** Begin Material shown **

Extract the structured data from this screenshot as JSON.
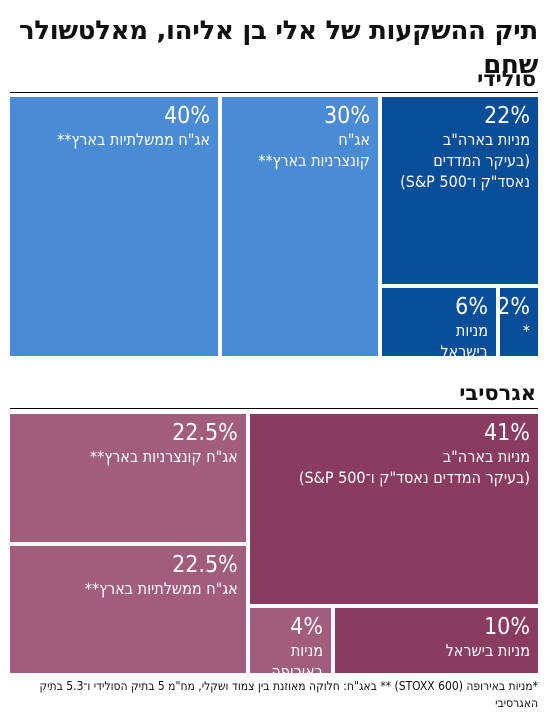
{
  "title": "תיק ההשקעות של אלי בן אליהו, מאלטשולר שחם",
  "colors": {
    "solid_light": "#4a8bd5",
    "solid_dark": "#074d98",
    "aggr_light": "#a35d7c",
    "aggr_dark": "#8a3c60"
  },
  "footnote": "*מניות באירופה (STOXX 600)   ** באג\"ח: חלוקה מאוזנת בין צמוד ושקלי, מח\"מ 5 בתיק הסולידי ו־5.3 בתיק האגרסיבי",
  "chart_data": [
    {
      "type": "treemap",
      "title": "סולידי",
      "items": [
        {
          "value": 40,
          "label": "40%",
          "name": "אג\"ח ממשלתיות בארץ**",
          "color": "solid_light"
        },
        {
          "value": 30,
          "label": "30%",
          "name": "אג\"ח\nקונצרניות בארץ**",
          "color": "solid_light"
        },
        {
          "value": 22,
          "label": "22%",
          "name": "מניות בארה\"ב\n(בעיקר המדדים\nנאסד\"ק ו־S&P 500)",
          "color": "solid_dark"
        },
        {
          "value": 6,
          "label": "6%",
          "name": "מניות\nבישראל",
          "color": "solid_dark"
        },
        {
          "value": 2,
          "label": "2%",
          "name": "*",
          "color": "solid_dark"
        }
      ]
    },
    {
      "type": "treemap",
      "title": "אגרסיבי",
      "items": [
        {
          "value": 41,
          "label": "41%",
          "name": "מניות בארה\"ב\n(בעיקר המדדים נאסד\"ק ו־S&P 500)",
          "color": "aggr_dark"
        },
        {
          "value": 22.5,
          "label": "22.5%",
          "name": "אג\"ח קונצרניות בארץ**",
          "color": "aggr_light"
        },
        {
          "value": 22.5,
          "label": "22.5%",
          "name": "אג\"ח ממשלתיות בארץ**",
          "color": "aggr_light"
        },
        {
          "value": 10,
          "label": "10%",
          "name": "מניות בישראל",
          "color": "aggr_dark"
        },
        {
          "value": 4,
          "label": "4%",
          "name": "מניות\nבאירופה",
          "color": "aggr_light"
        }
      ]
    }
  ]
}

** End Material shown **

## Written instruction:
Copy out every line from the material above in which the word "label" appears.

## The output:
          "label": "40%",
          "label": "30%",
          "label": "22%",
          "label": "6%",
          "label": "2%",
          "label": "41%",
          "label": "22.5%",
          "label": "22.5%",
          "label": "10%",
          "label": "4%",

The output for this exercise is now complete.